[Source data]
=-=-=-=-=

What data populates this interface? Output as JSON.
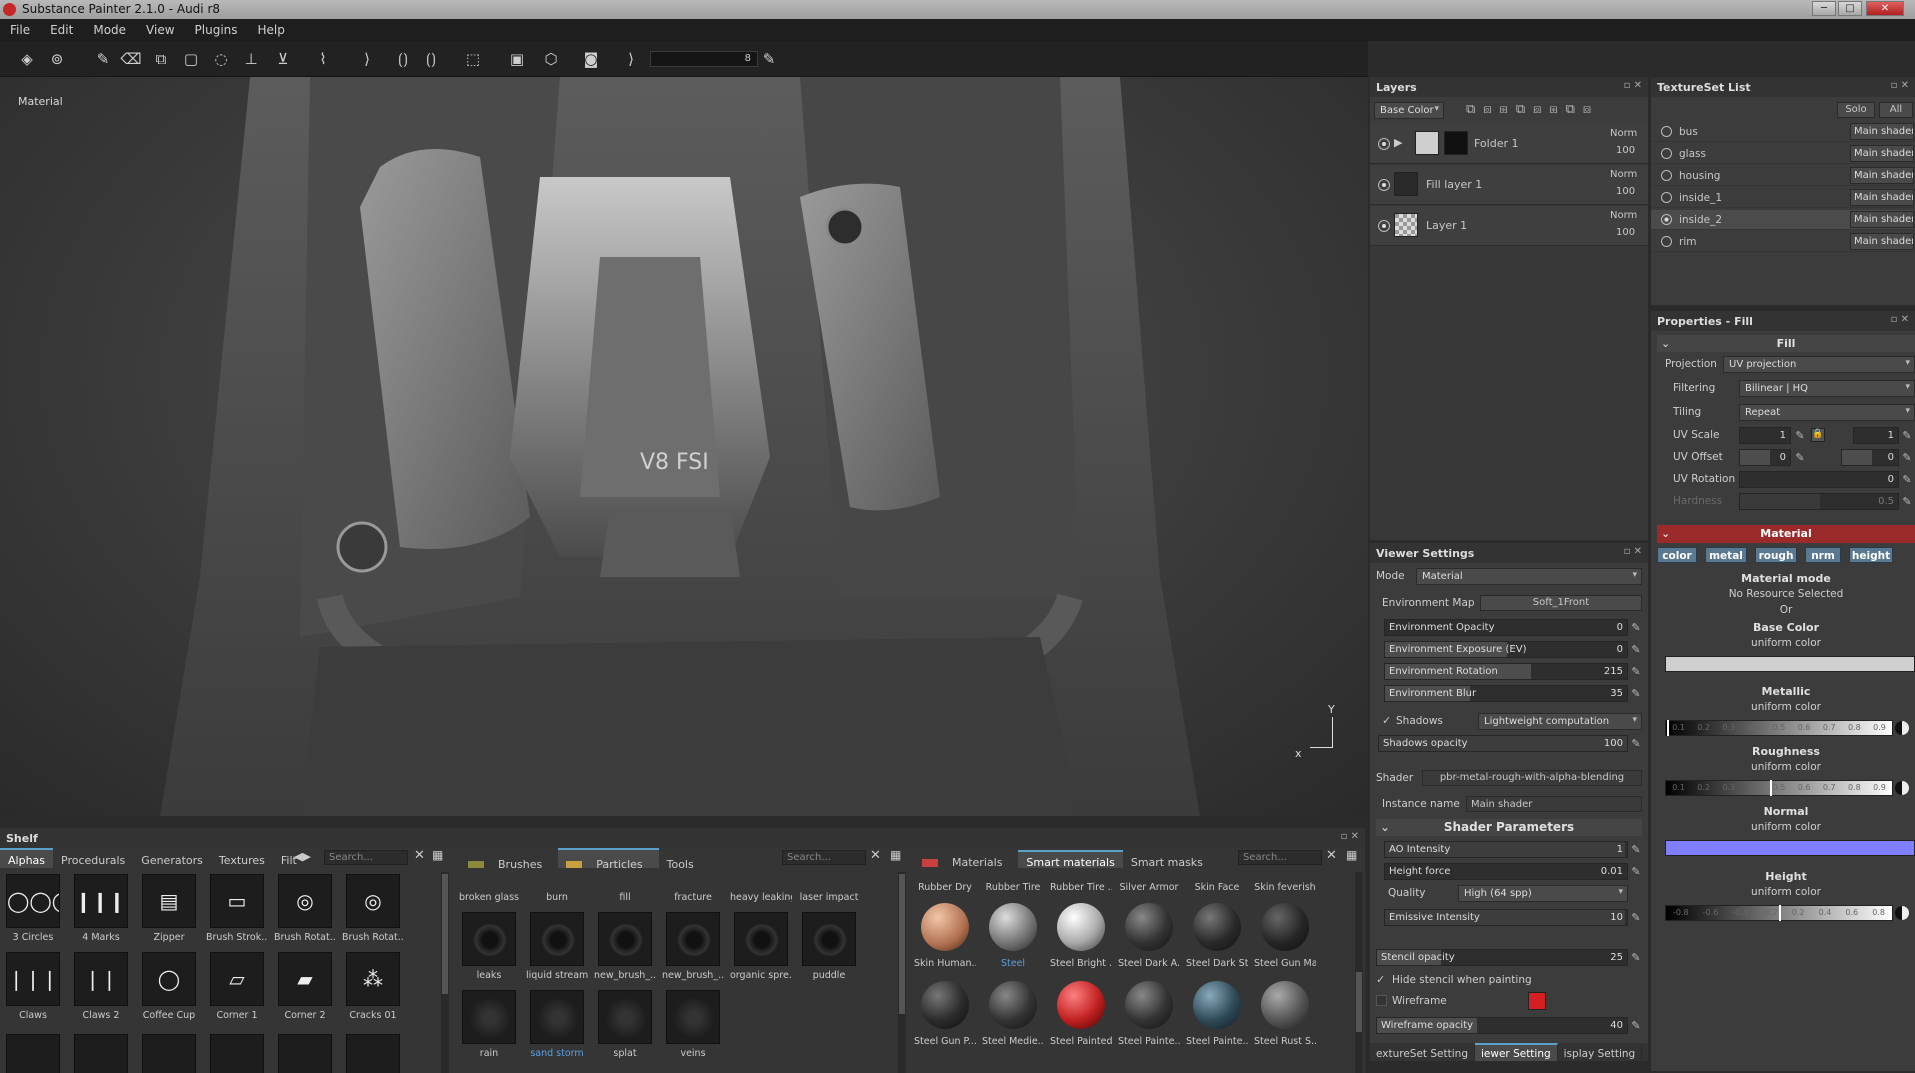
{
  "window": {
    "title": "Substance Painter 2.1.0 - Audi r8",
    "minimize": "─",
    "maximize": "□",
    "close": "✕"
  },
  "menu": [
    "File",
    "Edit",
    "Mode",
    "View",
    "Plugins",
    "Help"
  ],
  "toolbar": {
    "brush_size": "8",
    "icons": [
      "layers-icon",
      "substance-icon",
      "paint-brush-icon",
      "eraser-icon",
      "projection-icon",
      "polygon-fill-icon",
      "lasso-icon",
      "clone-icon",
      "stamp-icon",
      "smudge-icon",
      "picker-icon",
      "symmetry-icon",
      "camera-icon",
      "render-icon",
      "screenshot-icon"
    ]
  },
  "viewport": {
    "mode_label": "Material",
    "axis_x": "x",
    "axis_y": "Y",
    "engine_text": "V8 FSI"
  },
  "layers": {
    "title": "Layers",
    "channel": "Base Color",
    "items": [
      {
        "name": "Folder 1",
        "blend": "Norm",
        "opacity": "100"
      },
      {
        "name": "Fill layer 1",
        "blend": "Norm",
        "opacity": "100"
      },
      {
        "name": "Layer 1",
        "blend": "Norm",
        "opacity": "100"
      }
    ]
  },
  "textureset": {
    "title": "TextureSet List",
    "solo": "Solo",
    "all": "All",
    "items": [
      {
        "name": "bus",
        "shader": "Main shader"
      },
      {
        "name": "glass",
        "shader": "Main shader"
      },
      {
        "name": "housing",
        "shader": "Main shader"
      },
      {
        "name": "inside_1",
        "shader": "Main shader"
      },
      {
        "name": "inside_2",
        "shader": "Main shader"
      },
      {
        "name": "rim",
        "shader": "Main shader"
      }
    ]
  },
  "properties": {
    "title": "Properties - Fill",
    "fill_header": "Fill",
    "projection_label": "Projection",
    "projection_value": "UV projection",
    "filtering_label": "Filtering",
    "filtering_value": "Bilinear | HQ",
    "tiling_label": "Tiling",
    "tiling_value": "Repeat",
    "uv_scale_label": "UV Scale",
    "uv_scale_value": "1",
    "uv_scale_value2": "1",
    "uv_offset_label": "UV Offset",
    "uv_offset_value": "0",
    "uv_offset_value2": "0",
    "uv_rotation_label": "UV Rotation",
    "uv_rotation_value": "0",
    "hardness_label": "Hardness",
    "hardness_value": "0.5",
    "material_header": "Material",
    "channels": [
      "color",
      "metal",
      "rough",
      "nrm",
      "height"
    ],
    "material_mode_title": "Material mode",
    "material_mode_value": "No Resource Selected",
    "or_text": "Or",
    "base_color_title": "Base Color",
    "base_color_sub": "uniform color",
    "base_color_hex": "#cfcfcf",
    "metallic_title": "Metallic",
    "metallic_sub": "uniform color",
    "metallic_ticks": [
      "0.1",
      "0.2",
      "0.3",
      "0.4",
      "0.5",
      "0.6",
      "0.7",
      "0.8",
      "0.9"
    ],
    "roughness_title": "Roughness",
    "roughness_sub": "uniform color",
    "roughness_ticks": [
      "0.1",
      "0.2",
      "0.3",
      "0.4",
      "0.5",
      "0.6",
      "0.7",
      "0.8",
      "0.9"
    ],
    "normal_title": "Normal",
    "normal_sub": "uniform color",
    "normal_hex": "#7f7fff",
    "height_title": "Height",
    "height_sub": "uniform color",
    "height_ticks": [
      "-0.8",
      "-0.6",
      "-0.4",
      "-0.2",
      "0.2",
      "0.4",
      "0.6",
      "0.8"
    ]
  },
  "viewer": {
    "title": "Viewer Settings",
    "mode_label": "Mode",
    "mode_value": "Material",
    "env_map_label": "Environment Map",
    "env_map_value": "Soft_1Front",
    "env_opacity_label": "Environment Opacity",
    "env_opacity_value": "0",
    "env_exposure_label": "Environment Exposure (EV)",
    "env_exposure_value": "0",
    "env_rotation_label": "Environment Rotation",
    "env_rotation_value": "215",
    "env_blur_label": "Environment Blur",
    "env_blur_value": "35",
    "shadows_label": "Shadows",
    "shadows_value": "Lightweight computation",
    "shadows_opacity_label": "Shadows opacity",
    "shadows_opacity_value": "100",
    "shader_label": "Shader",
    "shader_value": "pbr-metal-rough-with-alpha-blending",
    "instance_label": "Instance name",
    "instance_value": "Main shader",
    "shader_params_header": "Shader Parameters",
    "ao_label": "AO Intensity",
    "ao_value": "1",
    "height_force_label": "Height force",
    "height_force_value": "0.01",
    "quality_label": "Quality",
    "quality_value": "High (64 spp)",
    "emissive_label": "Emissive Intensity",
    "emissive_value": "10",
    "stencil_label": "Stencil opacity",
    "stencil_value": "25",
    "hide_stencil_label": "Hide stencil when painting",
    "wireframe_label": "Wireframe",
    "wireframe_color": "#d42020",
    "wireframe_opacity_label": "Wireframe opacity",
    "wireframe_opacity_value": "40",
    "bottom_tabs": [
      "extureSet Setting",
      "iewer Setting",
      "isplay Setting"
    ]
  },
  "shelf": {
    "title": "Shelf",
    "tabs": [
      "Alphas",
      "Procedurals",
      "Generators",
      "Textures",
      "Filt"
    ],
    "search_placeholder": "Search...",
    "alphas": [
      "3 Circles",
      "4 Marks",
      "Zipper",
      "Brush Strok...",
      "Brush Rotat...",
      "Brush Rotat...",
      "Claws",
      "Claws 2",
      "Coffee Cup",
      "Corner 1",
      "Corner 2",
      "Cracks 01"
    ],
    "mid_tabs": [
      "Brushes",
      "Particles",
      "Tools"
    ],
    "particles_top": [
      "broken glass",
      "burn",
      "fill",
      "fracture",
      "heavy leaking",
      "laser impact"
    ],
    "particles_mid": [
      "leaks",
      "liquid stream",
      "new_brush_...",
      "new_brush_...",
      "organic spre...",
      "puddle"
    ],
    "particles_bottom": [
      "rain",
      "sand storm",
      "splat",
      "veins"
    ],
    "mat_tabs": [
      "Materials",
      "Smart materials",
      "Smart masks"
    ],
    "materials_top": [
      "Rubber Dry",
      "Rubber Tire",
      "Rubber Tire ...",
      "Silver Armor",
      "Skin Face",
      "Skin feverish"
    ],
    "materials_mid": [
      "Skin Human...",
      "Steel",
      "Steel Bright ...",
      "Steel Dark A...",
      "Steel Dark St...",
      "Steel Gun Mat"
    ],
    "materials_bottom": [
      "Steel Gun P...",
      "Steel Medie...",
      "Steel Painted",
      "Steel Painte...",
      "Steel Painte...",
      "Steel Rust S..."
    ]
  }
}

=-=-=-=-=

--- Goal of the exercise ---
Extract from the data every line where "uniform" shows up.

--- Output for this task ---
    "base_color_sub": "uniform color",
    "metallic_sub": "uniform color",
    "roughness_sub": "uniform color",
    "normal_sub": "uniform color",
    "height_sub": "uniform color",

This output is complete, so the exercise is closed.